▸ **Your task**: Pull out each line of the data that includes the word "cumilative".

Records about charts and figures:

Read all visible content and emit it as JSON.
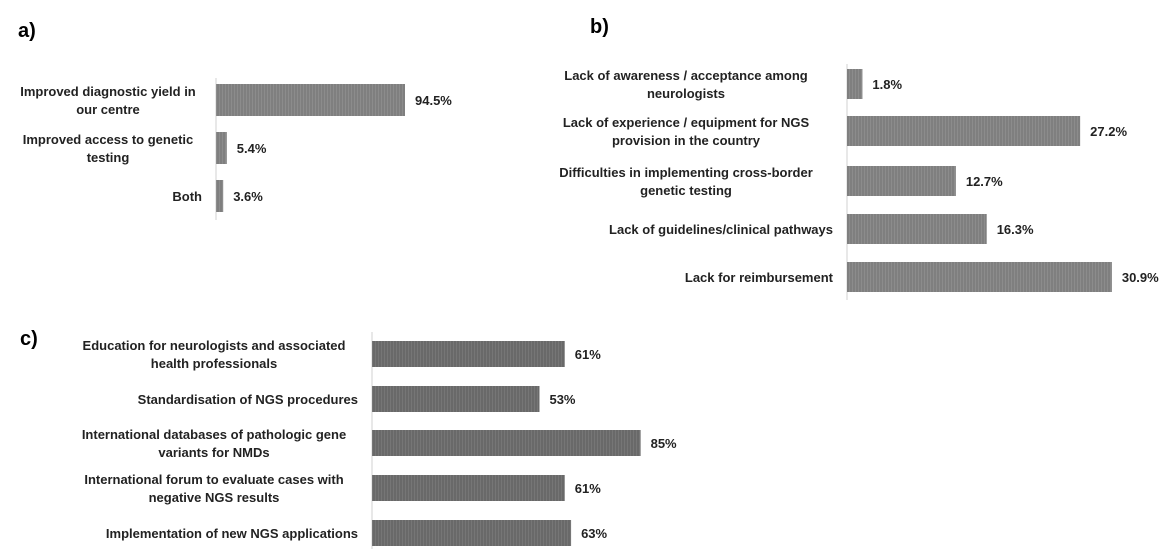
{
  "chart_data": [
    {
      "panel": "a)",
      "type": "bar",
      "orientation": "horizontal",
      "categories": [
        [
          "Improved diagnostic yield in",
          "our centre"
        ],
        [
          "Improved access to genetic",
          "testing"
        ],
        [
          "Both"
        ]
      ],
      "values": [
        94.5,
        5.4,
        3.6
      ],
      "value_labels": [
        "94.5%",
        "5.4%",
        "3.6%"
      ],
      "bar_color": "#7f7f7f",
      "xlim": [
        0,
        100
      ]
    },
    {
      "panel": "b)",
      "type": "bar",
      "orientation": "horizontal",
      "categories": [
        [
          "Lack of awareness / acceptance among",
          "neurologists"
        ],
        [
          "Lack of experience / equipment for NGS",
          "provision in the country"
        ],
        [
          "Difficulties in implementing cross-border",
          "genetic testing"
        ],
        [
          "Lack of guidelines/clinical pathways"
        ],
        [
          "Lack for reimbursement"
        ]
      ],
      "values": [
        1.8,
        27.2,
        12.7,
        16.3,
        30.9
      ],
      "value_labels": [
        "1.8%",
        "27.2%",
        "12.7%",
        "16.3%",
        "30.9%"
      ],
      "bar_color": "#7f7f7f",
      "xlim": [
        0,
        35
      ]
    },
    {
      "panel": "c)",
      "type": "bar",
      "orientation": "horizontal",
      "categories": [
        [
          "Education for neurologists and associated",
          "health professionals"
        ],
        [
          "Standardisation of NGS procedures"
        ],
        [
          "International databases of pathologic gene",
          "variants for NMDs"
        ],
        [
          "International forum to evaluate cases with",
          "negative NGS results"
        ],
        [
          "Implementation of new NGS applications"
        ]
      ],
      "values": [
        61,
        53,
        85,
        61,
        63
      ],
      "value_labels": [
        "61%",
        "53%",
        "85%",
        "61%",
        "63%"
      ],
      "bar_color": "#696969",
      "xlim": [
        0,
        100
      ]
    }
  ]
}
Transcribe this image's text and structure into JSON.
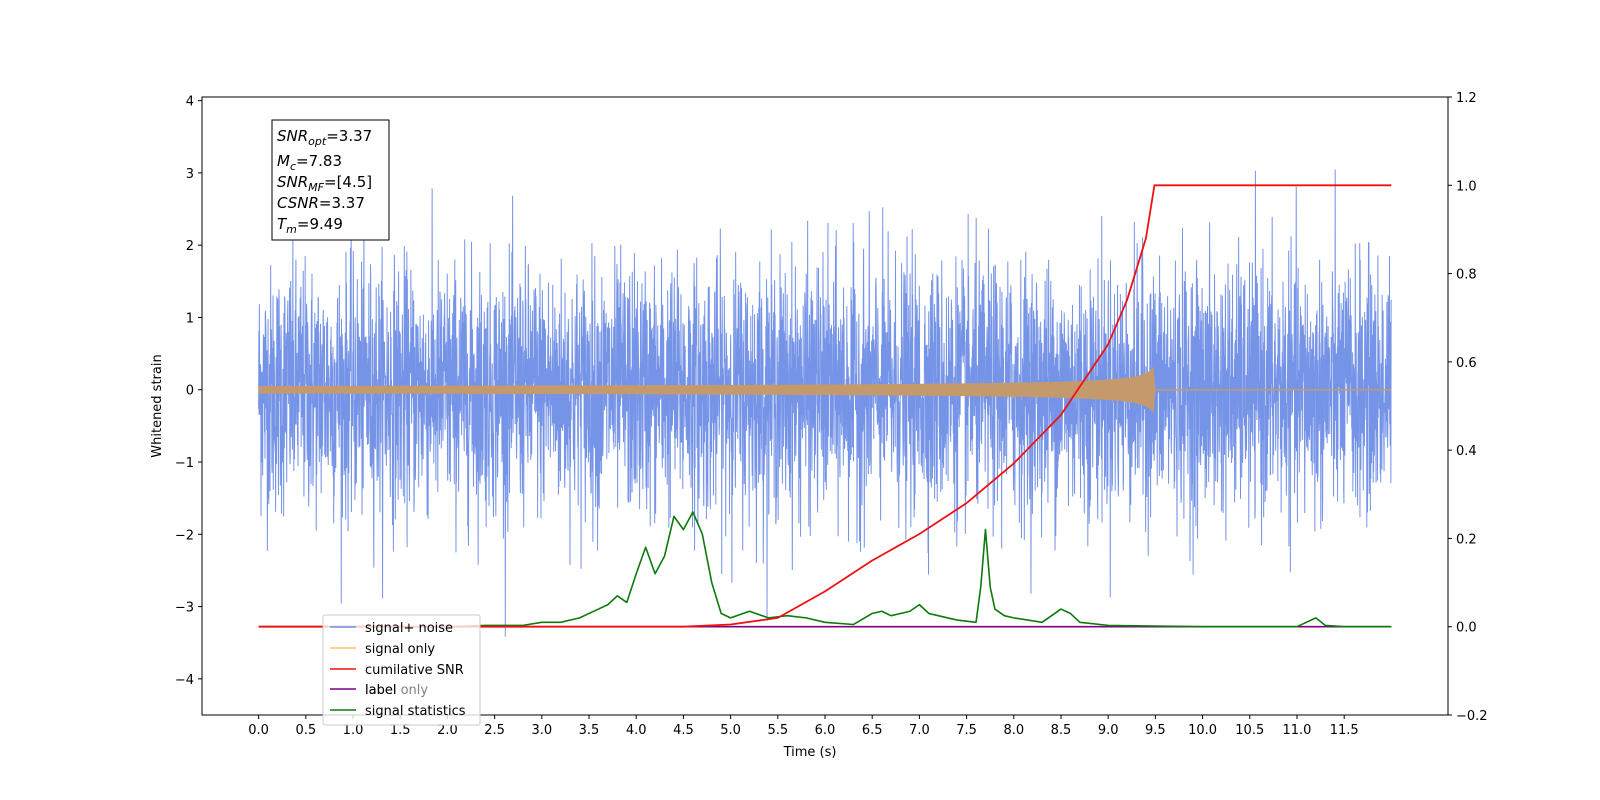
{
  "chart_data": {
    "type": "line",
    "xlabel": "Time (s)",
    "ylabel": "Whitened strain",
    "xlim": [
      -0.6,
      12.6
    ],
    "ylim": [
      -4.5,
      4.05
    ],
    "y2lim": [
      -0.2,
      1.2
    ],
    "x_ticks": [
      "0.0",
      "0.5",
      "1.0",
      "1.5",
      "2.0",
      "2.5",
      "3.0",
      "3.5",
      "4.0",
      "4.5",
      "5.0",
      "5.5",
      "6.0",
      "6.5",
      "7.0",
      "7.5",
      "8.0",
      "8.5",
      "9.0",
      "9.5",
      "10.0",
      "10.5",
      "11.0",
      "11.5"
    ],
    "y_ticks": [
      "4",
      "3",
      "2",
      "1",
      "0",
      "−1",
      "−2",
      "−3",
      "−4"
    ],
    "y2_ticks": [
      "1.2",
      "1.0",
      "0.8",
      "0.6",
      "0.4",
      "0.2",
      "0.0",
      "−0.2"
    ],
    "colors": {
      "signal_noise": "#6f8ee6",
      "signal_only": "#f5c26b",
      "cumulative_snr": "#ee1111",
      "label": "#800080",
      "signal_statistics": "#0d7a0d",
      "signal_envelope": "#c49a6c"
    },
    "legend": {
      "placement": "lower-left",
      "entries": [
        "signal+ noise",
        "signal only",
        "cumilative SNR",
        "label",
        "signal statistics"
      ],
      "ghost_text": "label only"
    },
    "annotation": {
      "snr_opt": "=3.37",
      "mc": "=7.83",
      "snr_mf": "=[4.5]",
      "csnr": "=3.37",
      "tm": "=9.49"
    },
    "series": [
      {
        "name": "signal+ noise",
        "axis": "left",
        "description_range": [
          -4.1,
          3.65
        ],
        "x_range": [
          0.0,
          12.0
        ]
      },
      {
        "name": "signal only",
        "axis": "left",
        "merger_time": 9.49,
        "peak_amplitude": 0.35
      },
      {
        "name": "cumilative SNR",
        "axis": "right",
        "x": [
          0.0,
          4.0,
          4.5,
          5.0,
          5.5,
          6.0,
          6.5,
          7.0,
          7.5,
          8.0,
          8.5,
          9.0,
          9.2,
          9.4,
          9.49,
          12.0
        ],
        "y": [
          0.0,
          0.0,
          0.0,
          0.005,
          0.02,
          0.08,
          0.15,
          0.21,
          0.28,
          0.37,
          0.48,
          0.64,
          0.74,
          0.88,
          1.0,
          1.0
        ]
      },
      {
        "name": "label",
        "axis": "right",
        "x": [
          0.0,
          12.0
        ],
        "y": [
          0.0,
          0.0
        ]
      },
      {
        "name": "signal statistics",
        "axis": "right",
        "x": [
          0.0,
          2.0,
          2.4,
          2.8,
          3.0,
          3.2,
          3.4,
          3.6,
          3.7,
          3.8,
          3.9,
          4.0,
          4.1,
          4.2,
          4.3,
          4.4,
          4.5,
          4.6,
          4.7,
          4.8,
          4.9,
          5.0,
          5.2,
          5.4,
          5.6,
          5.8,
          6.0,
          6.3,
          6.5,
          6.6,
          6.7,
          6.8,
          6.9,
          7.0,
          7.1,
          7.2,
          7.4,
          7.6,
          7.65,
          7.7,
          7.75,
          7.8,
          7.9,
          8.0,
          8.3,
          8.5,
          8.6,
          8.7,
          9.0,
          10.0,
          11.0,
          11.2,
          11.3,
          11.5,
          12.0
        ],
        "y": [
          0.0,
          0.0,
          0.003,
          0.003,
          0.01,
          0.01,
          0.02,
          0.04,
          0.05,
          0.07,
          0.055,
          0.12,
          0.18,
          0.12,
          0.16,
          0.25,
          0.22,
          0.26,
          0.21,
          0.1,
          0.03,
          0.02,
          0.035,
          0.02,
          0.025,
          0.02,
          0.01,
          0.005,
          0.03,
          0.035,
          0.025,
          0.03,
          0.035,
          0.05,
          0.03,
          0.025,
          0.015,
          0.01,
          0.09,
          0.22,
          0.09,
          0.04,
          0.025,
          0.02,
          0.01,
          0.04,
          0.03,
          0.01,
          0.003,
          0.0,
          0.0,
          0.02,
          0.003,
          0.0,
          0.0
        ]
      }
    ]
  }
}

▸ **Final answer**:
        "cumilative SNR",
        "name": "cumilative SNR",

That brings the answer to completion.